SUPPLIED RECORDS:
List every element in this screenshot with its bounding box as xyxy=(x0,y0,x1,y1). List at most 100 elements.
* * *
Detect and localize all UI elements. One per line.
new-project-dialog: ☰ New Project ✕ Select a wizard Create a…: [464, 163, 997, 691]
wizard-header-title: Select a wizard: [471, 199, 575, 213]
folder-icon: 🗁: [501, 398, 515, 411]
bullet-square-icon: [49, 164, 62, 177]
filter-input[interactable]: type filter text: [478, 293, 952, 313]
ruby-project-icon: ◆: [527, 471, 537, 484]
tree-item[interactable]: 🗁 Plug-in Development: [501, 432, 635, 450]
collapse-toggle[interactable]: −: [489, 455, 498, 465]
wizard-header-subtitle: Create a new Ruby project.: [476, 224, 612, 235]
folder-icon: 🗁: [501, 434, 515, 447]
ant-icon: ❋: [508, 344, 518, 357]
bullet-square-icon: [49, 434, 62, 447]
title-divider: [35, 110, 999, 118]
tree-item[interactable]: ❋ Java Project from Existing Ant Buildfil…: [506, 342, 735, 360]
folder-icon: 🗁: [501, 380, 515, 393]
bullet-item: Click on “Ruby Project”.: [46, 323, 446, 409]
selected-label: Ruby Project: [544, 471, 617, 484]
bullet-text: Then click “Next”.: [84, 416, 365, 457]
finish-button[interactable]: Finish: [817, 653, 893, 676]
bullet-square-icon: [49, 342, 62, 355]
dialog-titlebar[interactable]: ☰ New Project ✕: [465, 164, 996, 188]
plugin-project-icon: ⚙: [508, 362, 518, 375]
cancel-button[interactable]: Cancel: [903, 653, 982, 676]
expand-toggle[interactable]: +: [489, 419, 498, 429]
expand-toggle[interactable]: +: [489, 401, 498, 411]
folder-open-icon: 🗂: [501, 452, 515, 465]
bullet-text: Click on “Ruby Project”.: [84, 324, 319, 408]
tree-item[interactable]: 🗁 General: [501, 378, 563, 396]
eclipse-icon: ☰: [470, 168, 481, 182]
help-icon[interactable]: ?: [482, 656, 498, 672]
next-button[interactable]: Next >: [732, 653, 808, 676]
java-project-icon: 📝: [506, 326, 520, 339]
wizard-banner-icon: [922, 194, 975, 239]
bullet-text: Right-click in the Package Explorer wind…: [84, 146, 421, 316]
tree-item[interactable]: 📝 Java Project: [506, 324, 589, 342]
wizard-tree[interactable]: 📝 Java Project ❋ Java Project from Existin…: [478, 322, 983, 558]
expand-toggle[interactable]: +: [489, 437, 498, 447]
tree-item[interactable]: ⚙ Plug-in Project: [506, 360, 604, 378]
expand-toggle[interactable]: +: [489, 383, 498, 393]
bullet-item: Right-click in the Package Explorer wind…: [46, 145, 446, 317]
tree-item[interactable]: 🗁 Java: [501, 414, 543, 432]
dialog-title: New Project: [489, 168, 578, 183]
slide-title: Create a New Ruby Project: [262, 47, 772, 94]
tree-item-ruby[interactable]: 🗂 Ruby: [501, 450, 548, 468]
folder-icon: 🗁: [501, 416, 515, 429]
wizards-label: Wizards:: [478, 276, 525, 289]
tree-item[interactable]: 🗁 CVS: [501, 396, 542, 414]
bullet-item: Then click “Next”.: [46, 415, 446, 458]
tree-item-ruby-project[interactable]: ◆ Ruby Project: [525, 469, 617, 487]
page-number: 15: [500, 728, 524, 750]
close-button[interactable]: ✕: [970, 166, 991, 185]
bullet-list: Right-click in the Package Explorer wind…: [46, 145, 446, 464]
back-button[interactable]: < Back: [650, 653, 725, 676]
* * *
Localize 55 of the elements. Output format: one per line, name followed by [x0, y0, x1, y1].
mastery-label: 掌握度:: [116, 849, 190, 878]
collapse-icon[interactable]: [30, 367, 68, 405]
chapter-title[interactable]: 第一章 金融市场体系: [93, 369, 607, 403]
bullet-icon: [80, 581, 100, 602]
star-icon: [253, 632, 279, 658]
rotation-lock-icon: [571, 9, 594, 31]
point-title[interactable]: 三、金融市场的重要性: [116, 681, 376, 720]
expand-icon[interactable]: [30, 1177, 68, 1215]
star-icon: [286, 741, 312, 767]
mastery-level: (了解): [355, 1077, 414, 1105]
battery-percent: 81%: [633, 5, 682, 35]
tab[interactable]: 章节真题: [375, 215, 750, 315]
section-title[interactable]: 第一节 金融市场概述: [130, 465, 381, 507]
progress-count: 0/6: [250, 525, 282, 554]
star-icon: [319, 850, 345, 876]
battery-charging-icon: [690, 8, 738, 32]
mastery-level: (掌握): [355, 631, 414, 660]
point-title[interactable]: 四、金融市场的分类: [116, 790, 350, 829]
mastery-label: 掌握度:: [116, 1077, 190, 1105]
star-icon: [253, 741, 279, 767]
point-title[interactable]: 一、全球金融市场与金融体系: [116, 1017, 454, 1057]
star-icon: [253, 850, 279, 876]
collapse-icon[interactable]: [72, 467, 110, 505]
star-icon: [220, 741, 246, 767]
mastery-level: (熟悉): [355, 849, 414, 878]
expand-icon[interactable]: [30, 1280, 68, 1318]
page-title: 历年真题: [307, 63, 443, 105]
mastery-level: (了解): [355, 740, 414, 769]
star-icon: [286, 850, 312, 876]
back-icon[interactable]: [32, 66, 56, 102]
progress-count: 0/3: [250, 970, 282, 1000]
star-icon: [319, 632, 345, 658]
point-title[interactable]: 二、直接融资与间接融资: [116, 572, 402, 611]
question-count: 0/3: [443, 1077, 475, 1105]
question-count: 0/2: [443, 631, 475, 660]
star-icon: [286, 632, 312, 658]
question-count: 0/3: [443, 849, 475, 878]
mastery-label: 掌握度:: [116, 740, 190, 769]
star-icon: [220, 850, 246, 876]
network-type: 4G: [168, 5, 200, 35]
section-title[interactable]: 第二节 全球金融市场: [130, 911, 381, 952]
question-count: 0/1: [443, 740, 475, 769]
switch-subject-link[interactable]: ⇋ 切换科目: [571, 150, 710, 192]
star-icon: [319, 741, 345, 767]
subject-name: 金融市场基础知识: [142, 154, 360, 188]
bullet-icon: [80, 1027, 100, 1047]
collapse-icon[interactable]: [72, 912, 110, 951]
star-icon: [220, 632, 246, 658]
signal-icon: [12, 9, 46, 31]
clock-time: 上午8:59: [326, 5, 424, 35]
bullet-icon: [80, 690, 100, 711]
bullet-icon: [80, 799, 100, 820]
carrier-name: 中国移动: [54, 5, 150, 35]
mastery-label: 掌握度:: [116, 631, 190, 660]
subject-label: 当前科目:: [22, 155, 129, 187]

SET TASK: Output the data from the line with "Detect and localize" up to and including the line with "dialog-title: New Project: [489, 168, 578, 183]" as a Markdown table with the columns Num and Content, numbering each row and leaving out blank lines.

TASK SOLUTION:
| Num | Content |
|---|---|
| 1 | Detect and localize all UI elements. One per line. |
| 2 | new-project-dialog: ☰ New Project ✕ Select a wizard Create a…: [464, 163, 997, 691] |
| 3 | wizard-header-title: Select a wizard: [471, 199, 575, 213] |
| 4 | folder-icon: 🗁: [501, 398, 515, 411] |
| 5 | bullet-square-icon: [49, 164, 62, 177] |
| 6 | filter-input[interactable]: type filter text: [478, 293, 952, 313] |
| 7 | ruby-project-icon: ◆: [527, 471, 537, 484] |
| 8 | tree-item[interactable]: 🗁 Plug-in Development: [501, 432, 635, 450] |
| 9 | collapse-toggle[interactable]: −: [489, 455, 498, 465] |
| 10 | wizard-header-subtitle: Create a new Ruby project.: [476, 224, 612, 235] |
| 11 | folder-icon: 🗁: [501, 434, 515, 447] |
| 12 | ant-icon: ❋: [508, 344, 518, 357] |
| 13 | bullet-square-icon: [49, 434, 62, 447] |
| 14 | title-divider: [35, 110, 999, 118] |
| 15 | tree-item[interactable]: ❋ Java Project from Existing Ant Buildfil…: [506, 342, 735, 360] |
| 16 | folder-icon: 🗁: [501, 380, 515, 393] |
| 17 | bullet-item: Click on “Ruby Project”.: [46, 323, 446, 409] |
| 18 | selected-label: Ruby Project: [544, 471, 617, 484] |
| 19 | bullet-text: Then click “Next”.: [84, 416, 365, 457] |
| 20 | finish-button[interactable]: Finish: [817, 653, 893, 676] |
| 21 | bullet-square-icon: [49, 342, 62, 355] |
| 22 | dialog-titlebar[interactable]: ☰ New Project ✕: [465, 164, 996, 188] |
| 23 | plugin-project-icon: ⚙: [508, 362, 518, 375] |
| 24 | cancel-button[interactable]: Cancel: [903, 653, 982, 676] |
| 25 | expand-toggle[interactable]: +: [489, 419, 498, 429] |
| 26 | expand-toggle[interactable]: +: [489, 401, 498, 411] |
| 27 | folder-open-icon: 🗂: [501, 452, 515, 465] |
| 28 | bullet-text: Click on “Ruby Project”.: [84, 324, 319, 408] |
| 29 | tree-item[interactable]: 🗁 General: [501, 378, 563, 396] |
| 30 | eclipse-icon: ☰: [470, 168, 481, 182] |
| 31 | help-icon[interactable]: ?: [482, 656, 498, 672] |
| 32 | next-button[interactable]: Next >: [732, 653, 808, 676] |
| 33 | java-project-icon: 📝: [506, 326, 520, 339] |
| 34 | wizard-banner-icon: [922, 194, 975, 239] |
| 35 | bullet-text: Right-click in the Package Explorer wind…: [84, 146, 421, 316] |
| 36 | tree-item[interactable]: 📝 Java Project: [506, 324, 589, 342] |
| 37 | wizard-tree[interactable]: 📝 Java Project ❋ Java Project from Existin…: [478, 322, 983, 558] |
| 38 | expand-toggle[interactable]: +: [489, 437, 498, 447] |
| 39 | tree-item[interactable]: ⚙ Plug-in Project: [506, 360, 604, 378] |
| 40 | expand-toggle[interactable]: +: [489, 383, 498, 393] |
| 41 | bullet-item: Right-click in the Package Explorer wind…: [46, 145, 446, 317] |
| 42 | tree-item[interactable]: 🗁 Java: [501, 414, 543, 432] |
| 43 | dialog-title: New Project: [489, 168, 578, 183] |